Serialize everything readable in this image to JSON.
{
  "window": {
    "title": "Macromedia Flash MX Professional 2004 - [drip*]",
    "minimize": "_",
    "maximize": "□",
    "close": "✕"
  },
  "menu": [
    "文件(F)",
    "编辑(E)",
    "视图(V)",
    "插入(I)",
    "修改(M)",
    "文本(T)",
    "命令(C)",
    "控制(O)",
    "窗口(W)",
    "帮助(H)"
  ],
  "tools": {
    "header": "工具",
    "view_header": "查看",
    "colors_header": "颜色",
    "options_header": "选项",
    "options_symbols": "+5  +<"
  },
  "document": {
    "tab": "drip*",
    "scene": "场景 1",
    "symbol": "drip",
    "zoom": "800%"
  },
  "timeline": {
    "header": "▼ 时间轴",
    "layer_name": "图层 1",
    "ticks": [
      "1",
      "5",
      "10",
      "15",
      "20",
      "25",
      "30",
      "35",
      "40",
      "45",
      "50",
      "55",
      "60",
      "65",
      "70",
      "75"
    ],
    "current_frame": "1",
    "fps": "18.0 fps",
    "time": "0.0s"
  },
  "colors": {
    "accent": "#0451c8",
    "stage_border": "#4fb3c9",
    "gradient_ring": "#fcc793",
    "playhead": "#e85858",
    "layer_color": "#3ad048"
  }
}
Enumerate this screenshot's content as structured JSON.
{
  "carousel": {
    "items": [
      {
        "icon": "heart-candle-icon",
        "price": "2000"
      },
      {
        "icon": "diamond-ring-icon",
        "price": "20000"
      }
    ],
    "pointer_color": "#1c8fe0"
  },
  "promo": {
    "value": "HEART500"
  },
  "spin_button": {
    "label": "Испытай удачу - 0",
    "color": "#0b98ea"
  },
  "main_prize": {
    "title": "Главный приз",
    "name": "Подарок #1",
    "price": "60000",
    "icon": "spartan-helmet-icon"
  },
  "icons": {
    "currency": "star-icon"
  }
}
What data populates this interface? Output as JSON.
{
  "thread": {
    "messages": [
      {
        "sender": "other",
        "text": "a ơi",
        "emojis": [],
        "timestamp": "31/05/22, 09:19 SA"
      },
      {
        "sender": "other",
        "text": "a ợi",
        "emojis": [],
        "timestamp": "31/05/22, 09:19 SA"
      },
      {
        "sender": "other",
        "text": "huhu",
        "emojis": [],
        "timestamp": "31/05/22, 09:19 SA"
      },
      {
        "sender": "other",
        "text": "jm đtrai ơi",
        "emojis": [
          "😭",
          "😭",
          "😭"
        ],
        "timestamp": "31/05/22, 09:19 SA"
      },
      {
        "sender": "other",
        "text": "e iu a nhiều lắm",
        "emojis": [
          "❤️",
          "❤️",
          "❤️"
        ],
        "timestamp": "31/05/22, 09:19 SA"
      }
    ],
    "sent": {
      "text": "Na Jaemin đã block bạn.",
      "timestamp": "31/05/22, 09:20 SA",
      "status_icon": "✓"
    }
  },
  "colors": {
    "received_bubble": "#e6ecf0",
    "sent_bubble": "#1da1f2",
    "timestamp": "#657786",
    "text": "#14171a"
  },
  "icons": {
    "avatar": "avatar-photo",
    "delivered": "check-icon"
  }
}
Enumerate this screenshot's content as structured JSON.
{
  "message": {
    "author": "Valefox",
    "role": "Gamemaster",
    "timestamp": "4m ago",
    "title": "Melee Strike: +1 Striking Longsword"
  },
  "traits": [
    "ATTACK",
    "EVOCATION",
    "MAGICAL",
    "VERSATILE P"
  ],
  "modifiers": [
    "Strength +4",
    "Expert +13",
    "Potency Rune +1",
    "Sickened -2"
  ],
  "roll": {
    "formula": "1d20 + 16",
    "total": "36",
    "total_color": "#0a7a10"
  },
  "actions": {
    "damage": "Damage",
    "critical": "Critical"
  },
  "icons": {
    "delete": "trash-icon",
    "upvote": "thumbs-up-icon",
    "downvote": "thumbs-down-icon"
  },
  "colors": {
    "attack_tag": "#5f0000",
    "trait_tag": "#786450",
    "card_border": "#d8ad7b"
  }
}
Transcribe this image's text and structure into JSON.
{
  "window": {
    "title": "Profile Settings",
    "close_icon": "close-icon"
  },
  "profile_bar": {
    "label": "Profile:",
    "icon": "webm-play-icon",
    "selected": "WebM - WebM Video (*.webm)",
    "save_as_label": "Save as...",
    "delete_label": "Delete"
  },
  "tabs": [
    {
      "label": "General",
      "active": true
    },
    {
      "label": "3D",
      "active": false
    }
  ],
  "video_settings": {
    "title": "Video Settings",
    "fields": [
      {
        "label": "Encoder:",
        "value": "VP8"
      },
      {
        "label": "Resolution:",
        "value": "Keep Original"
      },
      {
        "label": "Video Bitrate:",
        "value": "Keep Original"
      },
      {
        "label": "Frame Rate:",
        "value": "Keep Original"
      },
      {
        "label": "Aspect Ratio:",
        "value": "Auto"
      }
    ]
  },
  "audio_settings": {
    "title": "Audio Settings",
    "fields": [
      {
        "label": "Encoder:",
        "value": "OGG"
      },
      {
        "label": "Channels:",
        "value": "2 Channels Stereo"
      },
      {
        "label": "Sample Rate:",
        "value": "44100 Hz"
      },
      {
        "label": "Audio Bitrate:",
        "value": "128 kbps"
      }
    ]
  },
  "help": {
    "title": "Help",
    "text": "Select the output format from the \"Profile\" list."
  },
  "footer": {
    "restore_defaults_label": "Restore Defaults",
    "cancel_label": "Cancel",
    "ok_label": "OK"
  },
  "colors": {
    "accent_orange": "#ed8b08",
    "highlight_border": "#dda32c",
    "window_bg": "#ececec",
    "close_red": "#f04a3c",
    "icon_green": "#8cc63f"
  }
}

---

▸ Written task
Wherever the string "title" appears in the entries above, list that line.

▸ Complete response
    "title": "Macromedia Flash MX Professional 2004 - [drip*]",
    "title": "Главный приз",
    "title": "Melee Strike: +1 Striking Longsword"
    "title": "Profile Settings",
    "title": "Video Settings",
    "title": "Audio Settings",
    "title": "Help",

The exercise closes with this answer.